| Jobs |
• a. List every number written in digits in the passage on listening to Columbus radio, each with what it refers to.
• b. Write the next part of the passage on listening to Columbus radio stations in 10-minute stretches, picking up after its last sentence.

***** Passage given *****

For the last five years of the PPM measurement era, increasing TSL has been believed to be a measure of increasing listening occasions. With an average listening span of 10 minutes, broadcasters became existential about longer individual stretches, and began teasing like crazy, in hopes of making their TSL up in smaller chunks.
While I have larger issues with that type of programming, it raises a more immediate question. What would your listeners hear if they did give you that extra occasion? So I decided to listen to a market for 10 minutes at a time (or thereabouts), specifically market No. 37: Columbus, Ohio. In doing so, I was adding an extra dimension, not just the broadcast radio itself, but the streaming experience.
I started at 10 a.m., listened to 11 different stations, and went roughly until noon with a couple of do-overs (more about that later). My listening was timed to avoid morning shows and lunchtime specials.

***** Dataset excerpts *****

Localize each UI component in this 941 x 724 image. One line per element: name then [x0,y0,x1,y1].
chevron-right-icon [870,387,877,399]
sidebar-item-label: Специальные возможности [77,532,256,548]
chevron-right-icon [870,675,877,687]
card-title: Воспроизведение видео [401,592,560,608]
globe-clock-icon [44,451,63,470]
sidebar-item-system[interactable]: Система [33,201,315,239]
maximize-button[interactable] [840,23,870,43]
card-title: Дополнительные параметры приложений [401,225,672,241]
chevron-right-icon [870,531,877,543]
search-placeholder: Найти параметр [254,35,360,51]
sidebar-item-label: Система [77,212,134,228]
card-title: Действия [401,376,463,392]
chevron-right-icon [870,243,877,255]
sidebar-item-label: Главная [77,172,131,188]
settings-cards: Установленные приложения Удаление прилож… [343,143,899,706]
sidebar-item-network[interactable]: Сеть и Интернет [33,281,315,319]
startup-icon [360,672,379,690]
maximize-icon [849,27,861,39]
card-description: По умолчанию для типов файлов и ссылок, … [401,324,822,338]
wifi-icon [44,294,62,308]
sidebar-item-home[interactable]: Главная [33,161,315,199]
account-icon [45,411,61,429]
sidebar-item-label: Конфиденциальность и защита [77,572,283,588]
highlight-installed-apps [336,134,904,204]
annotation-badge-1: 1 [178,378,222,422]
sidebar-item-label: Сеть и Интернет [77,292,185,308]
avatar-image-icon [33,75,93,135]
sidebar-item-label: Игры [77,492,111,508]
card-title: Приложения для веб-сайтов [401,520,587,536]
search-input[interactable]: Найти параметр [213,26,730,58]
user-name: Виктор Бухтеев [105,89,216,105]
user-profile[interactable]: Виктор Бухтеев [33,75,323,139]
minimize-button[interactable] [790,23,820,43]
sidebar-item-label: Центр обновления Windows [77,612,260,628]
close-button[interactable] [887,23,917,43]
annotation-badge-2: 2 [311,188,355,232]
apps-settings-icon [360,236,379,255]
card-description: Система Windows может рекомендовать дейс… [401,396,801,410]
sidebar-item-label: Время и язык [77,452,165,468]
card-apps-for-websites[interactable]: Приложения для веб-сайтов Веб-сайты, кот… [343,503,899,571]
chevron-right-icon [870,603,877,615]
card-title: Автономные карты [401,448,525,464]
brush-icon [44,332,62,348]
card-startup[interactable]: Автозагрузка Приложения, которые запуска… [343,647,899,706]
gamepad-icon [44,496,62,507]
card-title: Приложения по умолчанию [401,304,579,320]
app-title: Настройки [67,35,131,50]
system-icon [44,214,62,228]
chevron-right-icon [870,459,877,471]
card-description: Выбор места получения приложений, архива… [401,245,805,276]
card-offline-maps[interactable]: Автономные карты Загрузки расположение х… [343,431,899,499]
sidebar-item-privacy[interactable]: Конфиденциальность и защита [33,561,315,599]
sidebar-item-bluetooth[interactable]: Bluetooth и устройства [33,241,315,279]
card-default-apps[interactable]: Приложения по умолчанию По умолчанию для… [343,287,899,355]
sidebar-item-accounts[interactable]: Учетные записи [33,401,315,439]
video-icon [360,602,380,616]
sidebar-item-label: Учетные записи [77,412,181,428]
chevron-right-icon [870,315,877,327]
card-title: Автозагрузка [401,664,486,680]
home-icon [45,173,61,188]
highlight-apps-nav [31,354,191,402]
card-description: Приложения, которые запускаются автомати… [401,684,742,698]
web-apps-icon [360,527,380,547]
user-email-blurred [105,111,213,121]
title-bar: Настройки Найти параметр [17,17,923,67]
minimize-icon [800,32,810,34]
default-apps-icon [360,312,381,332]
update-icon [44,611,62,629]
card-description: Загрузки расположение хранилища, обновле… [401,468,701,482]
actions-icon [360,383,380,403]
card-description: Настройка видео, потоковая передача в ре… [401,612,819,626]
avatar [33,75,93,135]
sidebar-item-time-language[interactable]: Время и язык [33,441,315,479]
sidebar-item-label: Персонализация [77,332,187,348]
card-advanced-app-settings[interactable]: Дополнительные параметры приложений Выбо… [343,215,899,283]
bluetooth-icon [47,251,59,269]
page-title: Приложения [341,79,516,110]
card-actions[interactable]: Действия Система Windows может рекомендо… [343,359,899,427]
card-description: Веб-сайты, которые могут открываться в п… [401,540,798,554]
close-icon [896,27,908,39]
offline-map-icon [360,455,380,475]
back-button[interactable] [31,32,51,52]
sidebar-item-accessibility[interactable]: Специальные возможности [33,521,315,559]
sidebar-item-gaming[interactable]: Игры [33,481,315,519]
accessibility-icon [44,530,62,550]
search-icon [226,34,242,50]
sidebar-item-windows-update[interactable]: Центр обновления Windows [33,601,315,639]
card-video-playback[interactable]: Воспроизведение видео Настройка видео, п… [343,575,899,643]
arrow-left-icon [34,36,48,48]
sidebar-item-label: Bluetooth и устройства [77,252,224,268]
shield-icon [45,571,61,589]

*****

| Results for the exercise |
• a.
- 10: the average listening span, in minutes
- 10: the length, in minutes, of each listening stretch in the test
- 37: the market number of Columbus, Ohio
- 10: the starting time, 10 a.m.
- 11: the number of stations listened to

• b.
Unlike a local listener, my listening required three different streaming platforms. Once I was able to listen, however, it was a largely positive experience. I did encounter some of the typical pitfalls of streaming and “today’s radio,” but overall I was favorably impressed with my “time in the market” as every station and its advertisers geared up for Mother’s Day.
Here’s my listening log:
9:58 – WLVQ (QFM96) – The classic rock outlet was running a “00 ID for its jockless “shut up and rock block,” then stagers for the listener-driven “Q on Demand” (one of which instructs the audience to “pick some good [bleeped].” The 12 minutes I heard were all hits: “My Best Friend’s Girl,” “Welcome to the Jungle,” “Killer Queen” and “Legs.”
10:10 – WNCI – The top 40 went into spots at :15, but before it did, I heard “Can’t Hold Us” and Rachel Platten’s “Fight Song,” set up with the “No. 1 for New Music” stager, followed by a Ryan Seacrest bit about curing a Cinco de Mayo hangover. When the spot break came, I heard a jock endorsement spot, then several mostly local spots, an ad for the iHeart Radio Summer Pool Party and then (apparently as a fill song) “Grenade.” This took me up until 10:21, overlapping slightly with the next station.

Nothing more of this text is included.